* **SET TASK**: Find the string "rather" and gather every line that holds it.

* **DATA SECTION**:

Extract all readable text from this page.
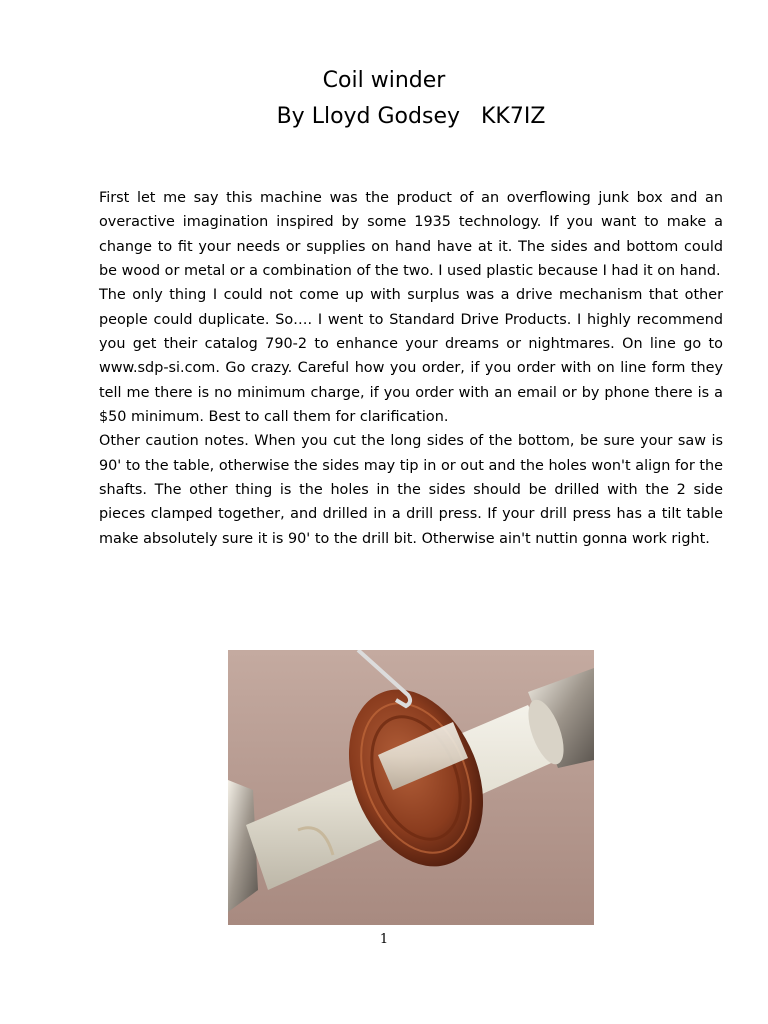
Coil winder
By Lloyd Godsey   KK7IZ

First let me say this machine was the product of an overflowing junk box and an overactive imagination inspired by some 1935 technology. If you want to make a change to fit your needs or supplies on hand have at it. The sides and bottom could be wood or metal or a combination of the two. I used plastic because I had it on hand.

The only thing I could not come up with surplus was a drive mechanism that other people could duplicate. So…. I went to Standard Drive Products. I highly recommend you get their catalog 790-2 to enhance your dreams or nightmares. On line go to www.sdp-si.com. Go crazy. Careful how you order, if you order with on line form they tell me there is no minimum charge, if you order with an email or by phone there is a $50 minimum. Best to call them for clarification.

Other caution notes. When you cut the long sides of the bottom, be sure your saw is 90' to the table, otherwise the sides may tip in or out and the holes won't align for the shafts. The other thing is the holes in the sides should be drilled with the 2 side pieces clamped together, and drilled in a drill press. If your drill press has a tilt table make absolutely sure it is 90' to the drill bit. Otherwise ain't nuttin gonna work right.

1
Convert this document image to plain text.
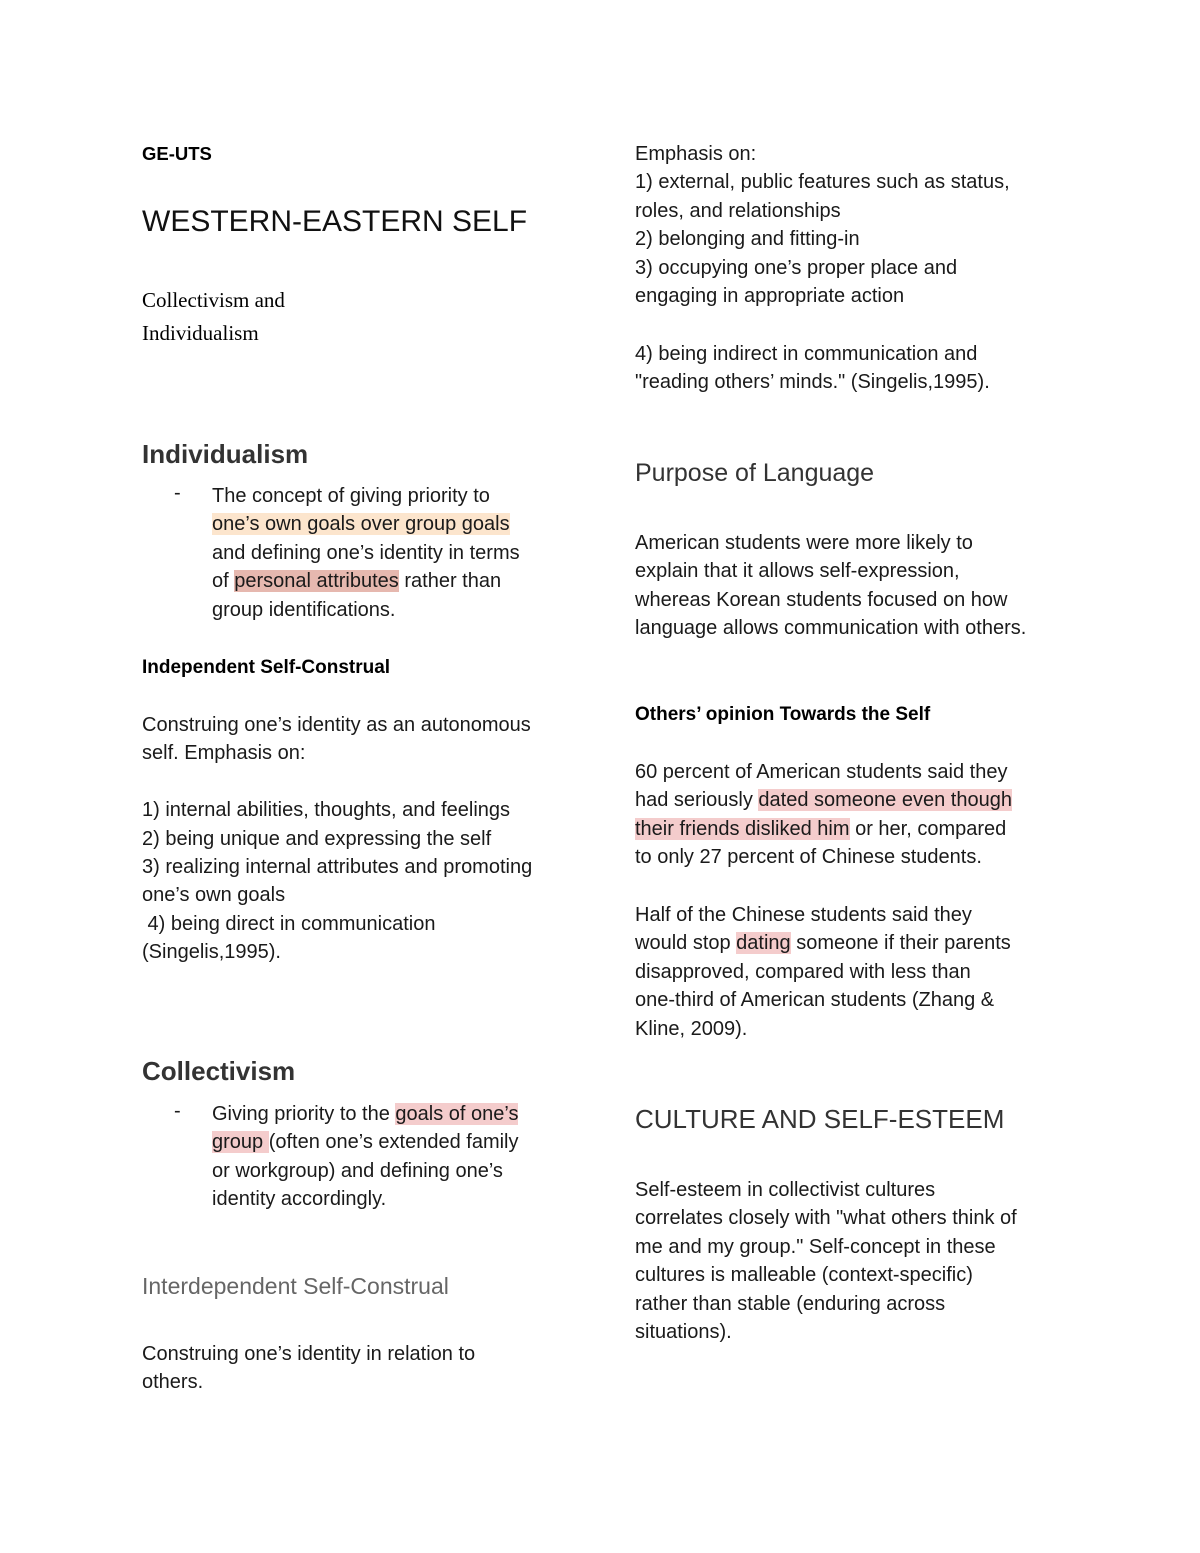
GE-UTS

WESTERN-EASTERN SELF

Collectivism and

Individualism

Individualism

- The concept of giving priority to
one’s own goals over group goals
and defining one’s identity in terms
of personal attributes rather than
group identifications.

Independent Self-Construal

Construing one’s identity as an autonomous
self. Emphasis on:
1) internal abilities, thoughts, and feelings
2) being unique and expressing the self
3) realizing internal attributes and promoting
one’s own goals
4) being direct in communication
(Singelis,1995).

Collectivism

- Giving priority to the goals of one’s
group (often one’s extended family
or workgroup) and defining one’s
identity accordingly.

Interdependent Self-Construal

Construing one’s identity in relation to
others.
Emphasis on:
1) external, public features such as status,
roles, and relationships
2) belonging and fitting-in
3) occupying one’s proper place and
engaging in appropriate action
4) being indirect in communication and
"reading others’ minds." (Singelis,1995).

Purpose of Language

American students were more likely to
explain that it allows self-expression,
whereas Korean students focused on how
language allows communication with others.

Others’ opinion Towards the Self

60 percent of American students said they
had seriously dated someone even though
their friends disliked him or her, compared
to only 27 percent of Chinese students.
Half of the Chinese students said they
would stop dating someone if their parents
disapproved, compared with less than
one-third of American students (Zhang &
Kline, 2009).

CULTURE AND SELF-ESTEEM

Self-esteem in collectivist cultures
correlates closely with "what others think of
me and my group." Self-concept in these
cultures is malleable (context-specific)
rather than stable (enduring across
situations).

* **EXERCISE RESPONSE**:
of personal attributes rather than
rather than stable (enduring across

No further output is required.